* [Consignes]
1. D'après le texte sur Gerd von Rundstedt, en quelle année et à quel âge est-il nommé sous-lieutenant d'infanterie ?
2. Renvoyez, tel quel, le passage du texte sur Gerd von Rundstedt qui s'ouvre sur les mots contenant « De nos jours, Gerd » et se clôt sur « affecté en unité. ».

* [Texte]
------------------------------------

De nos jours, Gerd von Rundstedt (1875-1953) est certainement le moins connu des généraux de la Wehrmacht. La biographie que lui a consacrée Laurent Schang n’en présente donc que plus d’intérêt. Descendant d’une longue lignée d’aristocrates prussiens, passé par l’école de cadets d’Oranienstein, puis celle de Gross-Lichterfeld, dont l’atmosphère est d’ailleurs excellemment décrite par Schang, Gerd von Rundstedt est nommé sous-lieutenant d’infanterie en 1893 à dix-sept ans. Il est élève à la Kriegsakademie de 1903 à 1906, et une fois breveté intègre le Grand État-Major en 1907, auprès duquel il sert trois ans avant d’être affecté en unité.

------------------------------------

* [Données fournies]
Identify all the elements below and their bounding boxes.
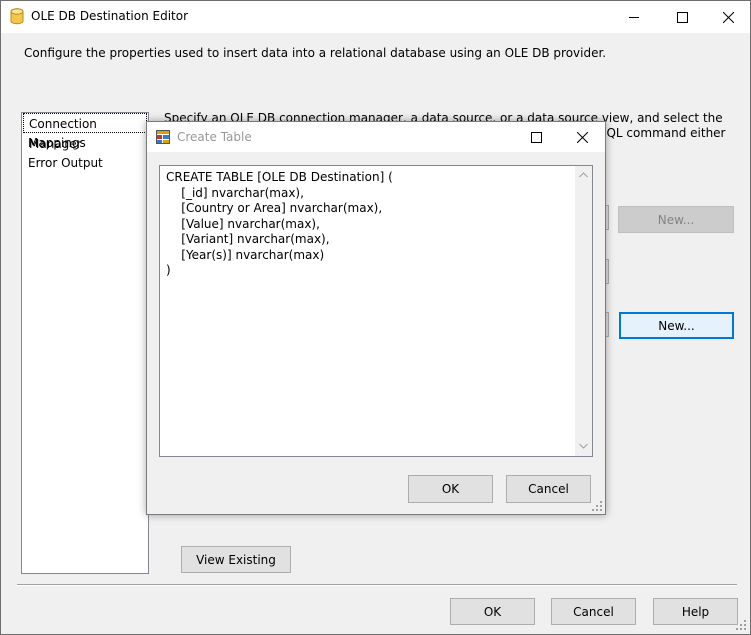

------------------------------------

* [Réponses]
1. En 1893, à dix-sept ans.

2.
De nos jours, Gerd von Rundstedt (1875-1953) est certainement le moins connu des généraux de la Wehrmacht. La biographie que lui a consacrée Laurent Schang n’en présente donc que plus d’intérêt. Descendant d’une longue lignée d’aristocrates prussiens, passé par l’école de cadets d’Oranienstein, puis celle de Gross-Lichterfeld, dont l’atmosphère est d’ailleurs excellemment décrite par Schang, Gerd von Rundstedt est nommé sous-lieutenant d’infanterie en 1893 à dix-sept ans. Il est élève à la Kriegsakademie de 1903 à 1906, et une fois breveté intègre le Grand État-Major en 1907, auprès duquel il sert trois ans avant d’être affecté en unité.